- _TASK PROMPT_
Copy out every row below word for word, but leave out the pictures.

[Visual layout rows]
+ + + + + + +
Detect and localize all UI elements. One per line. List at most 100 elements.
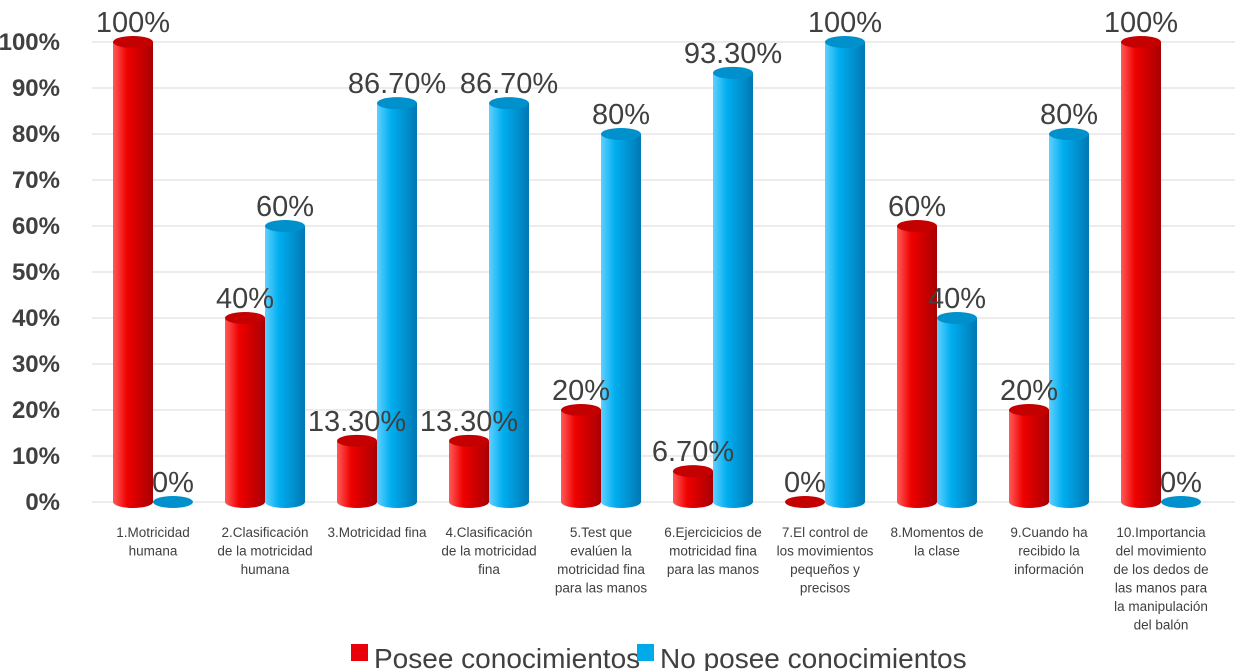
bar-body xyxy=(1049,134,1089,508)
data-label: 80% xyxy=(1040,99,1098,131)
y-tick-label: 20% xyxy=(12,397,60,424)
y-tick-label: 40% xyxy=(12,305,60,332)
y-tick-label: 60% xyxy=(12,213,60,240)
data-label: 86.70% xyxy=(460,68,558,100)
data-label: 100% xyxy=(96,7,170,39)
bar xyxy=(561,404,601,508)
bar xyxy=(713,66,753,508)
bar-body xyxy=(825,42,865,508)
bars xyxy=(113,36,1201,509)
data-label: 93.30% xyxy=(684,38,782,70)
data-label: 40% xyxy=(216,283,274,315)
y-tick-label: 90% xyxy=(12,75,60,102)
y-tick-label: 100% xyxy=(0,29,60,56)
category-label: 8.Momentos de la clase xyxy=(890,525,983,559)
bar-body xyxy=(489,103,529,509)
bar xyxy=(1161,496,1201,508)
bar-body xyxy=(337,440,377,508)
category-label: 4.Clasificación de la motricidad fina xyxy=(441,525,536,577)
bar-top xyxy=(825,36,865,48)
bar-top xyxy=(489,97,529,110)
data-label: 13.30% xyxy=(420,406,518,438)
bar-body xyxy=(713,72,753,508)
bar-body xyxy=(673,471,713,508)
bar xyxy=(1049,128,1089,508)
category-label: 10.Importancia del movimiento de los dedos… xyxy=(1113,525,1208,633)
category-label: 7.El control de los movimientos pequeños y… xyxy=(777,525,874,596)
bar xyxy=(265,220,305,508)
data-label: 6.70% xyxy=(652,436,734,468)
bar xyxy=(897,220,937,508)
bar xyxy=(1121,36,1161,508)
data-label: 0% xyxy=(1160,467,1202,499)
category-label: 1.Motricidad humana xyxy=(116,525,190,559)
bar-top xyxy=(561,404,601,416)
bar-top xyxy=(1161,496,1201,508)
category-label: 3.Motricidad fina xyxy=(327,525,427,540)
data-label: 100% xyxy=(1104,7,1178,39)
data-label: 20% xyxy=(1000,375,1058,407)
bar-body xyxy=(449,440,489,508)
bar-top xyxy=(113,36,153,48)
bar xyxy=(113,36,153,508)
y-tick-label: 80% xyxy=(12,121,60,148)
category-label: 2.Clasificación de la motricidad humana xyxy=(217,525,312,577)
bar xyxy=(377,97,417,509)
bar xyxy=(225,312,265,508)
y-axis: 0% 10% 20% 30% 40% 50% 60% 70% 80% 90% 100% xyxy=(0,29,60,516)
bar-top xyxy=(601,128,641,140)
bar-body xyxy=(561,410,601,508)
bar-top xyxy=(449,434,489,447)
bar-top xyxy=(897,220,937,232)
legend-swatch-posee xyxy=(351,644,368,661)
bar-top xyxy=(1009,404,1049,416)
bar-body xyxy=(265,226,305,508)
data-label: 60% xyxy=(256,191,314,223)
data-label: 0% xyxy=(784,467,826,499)
bar xyxy=(153,496,193,508)
data-label: 86.70% xyxy=(348,68,446,100)
bar xyxy=(825,36,865,508)
y-tick-label: 30% xyxy=(12,351,60,378)
bar-body xyxy=(601,134,641,508)
bar-body xyxy=(1121,42,1161,508)
legend: Posee conocimientos No posee conocimient… xyxy=(351,643,967,671)
bar xyxy=(937,312,977,508)
bar-top xyxy=(937,312,977,324)
bar-top xyxy=(713,66,753,79)
bar-top xyxy=(785,496,825,508)
data-label: 40% xyxy=(928,283,986,315)
bar-top xyxy=(1121,36,1161,48)
bar xyxy=(673,465,713,508)
bar-top xyxy=(1049,128,1089,140)
bar-body xyxy=(113,42,153,508)
category-label: 9.Cuando ha recibido la información xyxy=(1010,525,1088,577)
bar-top xyxy=(337,434,377,447)
bar-top xyxy=(673,465,713,478)
bar xyxy=(449,434,489,508)
bar-top xyxy=(153,496,193,508)
bar-body xyxy=(937,318,977,508)
data-label: 20% xyxy=(552,375,610,407)
bar-body xyxy=(897,226,937,508)
y-tick-label: 70% xyxy=(12,167,60,194)
bar-top xyxy=(265,220,305,232)
data-label: 0% xyxy=(152,467,194,499)
bar xyxy=(337,434,377,508)
bar xyxy=(601,128,641,508)
legend-label-no-posee: No posee conocimientos xyxy=(660,643,967,671)
legend-swatch-no-posee xyxy=(637,644,654,661)
data-label: 80% xyxy=(592,99,650,131)
bar-top xyxy=(225,312,265,324)
category-label: 5.Test que evalúen la motricidad fina para … xyxy=(555,525,648,596)
data-label: 100% xyxy=(808,7,882,39)
bar xyxy=(785,496,825,508)
y-tick-label: 10% xyxy=(12,443,60,470)
data-labels: 100% 40% 13.30% 13.30% 20% 6.70% 0% 60% 20% 100% 0… xyxy=(96,7,1202,499)
legend-label-posee: Posee conocimientos xyxy=(374,643,640,671)
bar-body xyxy=(1009,410,1049,508)
bar-body xyxy=(225,318,265,508)
bar-body xyxy=(377,103,417,509)
x-axis-categories: 1.Motricidad humana 2.Clasificación de la m… xyxy=(116,525,1208,633)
+ + + + + + +
- _ANSWER TO THIS TASK_
Detect and localize all UI elements. One per line. List at most 100 elements.
bar-body xyxy=(1049,134,1089,508)
data-label: 80% xyxy=(1040,99,1098,131)
y-tick-label: 20% xyxy=(12,397,60,424)
y-tick-label: 40% xyxy=(12,305,60,332)
y-tick-label: 60% xyxy=(12,213,60,240)
data-label: 86.70% xyxy=(460,68,558,100)
data-label: 100% xyxy=(96,7,170,39)
bar xyxy=(561,404,601,508)
bar xyxy=(713,66,753,508)
bar-body xyxy=(825,42,865,508)
bars xyxy=(113,36,1201,509)
data-label: 93.30% xyxy=(684,38,782,70)
data-label: 40% xyxy=(216,283,274,315)
y-tick-label: 90% xyxy=(12,75,60,102)
y-tick-label: 100% xyxy=(0,29,60,56)
category-label: 8.Momentos de la clase xyxy=(890,525,983,559)
bar-body xyxy=(489,103,529,509)
bar xyxy=(1161,496,1201,508)
bar-body xyxy=(337,440,377,508)
category-label: 4.Clasificación de la motricidad fina xyxy=(441,525,536,577)
bar-top xyxy=(825,36,865,48)
bar-top xyxy=(489,97,529,110)
data-label: 13.30% xyxy=(420,406,518,438)
bar-body xyxy=(713,72,753,508)
bar-body xyxy=(673,471,713,508)
bar xyxy=(1049,128,1089,508)
category-label: 10.Importancia del movimiento de los dedos… xyxy=(1113,525,1208,633)
category-label: 7.El control de los movimientos pequeños y… xyxy=(777,525,874,596)
bar xyxy=(265,220,305,508)
data-label: 6.70% xyxy=(652,436,734,468)
bar xyxy=(897,220,937,508)
bar xyxy=(1121,36,1161,508)
data-label: 0% xyxy=(1160,467,1202,499)
category-label: 1.Motricidad humana xyxy=(116,525,190,559)
bar-top xyxy=(561,404,601,416)
bar-top xyxy=(1161,496,1201,508)
category-label: 3.Motricidad fina xyxy=(327,525,427,540)
data-label: 100% xyxy=(1104,7,1178,39)
data-label: 20% xyxy=(1000,375,1058,407)
bar-body xyxy=(449,440,489,508)
bar-top xyxy=(113,36,153,48)
bar xyxy=(113,36,153,508)
y-tick-label: 80% xyxy=(12,121,60,148)
category-label: 2.Clasificación de la motricidad humana xyxy=(217,525,312,577)
bar xyxy=(377,97,417,509)
bar xyxy=(225,312,265,508)
y-axis: 0% 10% 20% 30% 40% 50% 60% 70% 80% 90% 100% xyxy=(0,29,60,516)
bar-top xyxy=(601,128,641,140)
bar-body xyxy=(561,410,601,508)
bar-top xyxy=(449,434,489,447)
bar-top xyxy=(897,220,937,232)
legend-swatch-posee xyxy=(351,644,368,661)
bar-top xyxy=(1009,404,1049,416)
bar-body xyxy=(265,226,305,508)
data-label: 60% xyxy=(256,191,314,223)
data-label: 0% xyxy=(784,467,826,499)
bar xyxy=(153,496,193,508)
data-label: 86.70% xyxy=(348,68,446,100)
bar xyxy=(825,36,865,508)
y-tick-label: 30% xyxy=(12,351,60,378)
bar-body xyxy=(601,134,641,508)
bar-body xyxy=(1121,42,1161,508)
legend: Posee conocimientos No posee conocimient… xyxy=(351,643,967,671)
bar xyxy=(937,312,977,508)
bar-top xyxy=(937,312,977,324)
bar-top xyxy=(713,66,753,79)
bar-top xyxy=(785,496,825,508)
data-label: 40% xyxy=(928,283,986,315)
bar-top xyxy=(1121,36,1161,48)
bar xyxy=(673,465,713,508)
bar-top xyxy=(1049,128,1089,140)
bar-body xyxy=(113,42,153,508)
category-label: 9.Cuando ha recibido la información xyxy=(1010,525,1088,577)
bar-top xyxy=(337,434,377,447)
bar-top xyxy=(673,465,713,478)
bar xyxy=(449,434,489,508)
bar-top xyxy=(153,496,193,508)
bar-body xyxy=(937,318,977,508)
data-label: 20% xyxy=(552,375,610,407)
bar-body xyxy=(897,226,937,508)
y-tick-label: 70% xyxy=(12,167,60,194)
bar-top xyxy=(265,220,305,232)
data-label: 0% xyxy=(152,467,194,499)
bar xyxy=(337,434,377,508)
bar xyxy=(601,128,641,508)
legend-label-no-posee: No posee conocimientos xyxy=(660,643,967,671)
legend-swatch-no-posee xyxy=(637,644,654,661)
data-label: 80% xyxy=(592,99,650,131)
bar-top xyxy=(225,312,265,324)
category-label: 5.Test que evalúen la motricidad fina para … xyxy=(555,525,648,596)
data-label: 100% xyxy=(808,7,882,39)
bar xyxy=(785,496,825,508)
y-tick-label: 10% xyxy=(12,443,60,470)
data-labels: 100% 40% 13.30% 13.30% 20% 6.70% 0% 60% 20% 100% 0… xyxy=(96,7,1202,499)
legend-label-posee: Posee conocimientos xyxy=(374,643,640,671)
bar-body xyxy=(1009,410,1049,508)
bar-body xyxy=(225,318,265,508)
bar-body xyxy=(377,103,417,509)
x-axis-categories: 1.Motricidad humana 2.Clasificación de la m… xyxy=(116,525,1208,633)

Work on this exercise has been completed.